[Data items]

◆ ◆ ◆ ◆ ◆

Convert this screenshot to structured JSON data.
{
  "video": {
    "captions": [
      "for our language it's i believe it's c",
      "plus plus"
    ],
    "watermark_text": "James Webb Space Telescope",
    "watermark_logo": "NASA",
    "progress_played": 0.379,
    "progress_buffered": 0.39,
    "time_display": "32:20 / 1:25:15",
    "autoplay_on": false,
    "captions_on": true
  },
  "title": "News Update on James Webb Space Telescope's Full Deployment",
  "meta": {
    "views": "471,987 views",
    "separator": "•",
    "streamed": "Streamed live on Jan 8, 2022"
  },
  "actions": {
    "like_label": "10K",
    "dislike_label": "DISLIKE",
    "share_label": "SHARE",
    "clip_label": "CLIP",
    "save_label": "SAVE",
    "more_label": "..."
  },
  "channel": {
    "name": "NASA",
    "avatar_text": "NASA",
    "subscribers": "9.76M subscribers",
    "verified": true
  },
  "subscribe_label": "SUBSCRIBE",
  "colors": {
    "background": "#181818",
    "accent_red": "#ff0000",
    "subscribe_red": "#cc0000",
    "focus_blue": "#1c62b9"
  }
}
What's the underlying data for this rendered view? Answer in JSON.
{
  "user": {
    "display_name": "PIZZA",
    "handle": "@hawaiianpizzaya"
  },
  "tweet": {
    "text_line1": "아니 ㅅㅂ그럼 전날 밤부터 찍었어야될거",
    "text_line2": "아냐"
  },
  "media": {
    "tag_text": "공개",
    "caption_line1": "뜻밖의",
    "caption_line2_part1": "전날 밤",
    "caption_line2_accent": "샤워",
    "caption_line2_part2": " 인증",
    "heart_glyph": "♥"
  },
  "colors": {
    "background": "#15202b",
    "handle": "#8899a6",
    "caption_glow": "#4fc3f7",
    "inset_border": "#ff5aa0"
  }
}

◆ ◆ ◆ ◆ ◆

SET EXERCISE: Return only the lines running from the line with "What's the underlying" to the last line of the records, both included, exactly as written.

FINISHED TASK:
What's the underlying data for this rendered view? Answer in JSON.
{
  "user": {
    "display_name": "PIZZA",
    "handle": "@hawaiianpizzaya"
  },
  "tweet": {
    "text_line1": "아니 ㅅㅂ그럼 전날 밤부터 찍었어야될거",
    "text_line2": "아냐"
  },
  "media": {
    "tag_text": "공개",
    "caption_line1": "뜻밖의",
    "caption_line2_part1": "전날 밤",
    "caption_line2_accent": "샤워",
    "caption_line2_part2": " 인증",
    "heart_glyph": "♥"
  },
  "colors": {
    "background": "#15202b",
    "handle": "#8899a6",
    "caption_glow": "#4fc3f7",
    "inset_border": "#ff5aa0"
  }
}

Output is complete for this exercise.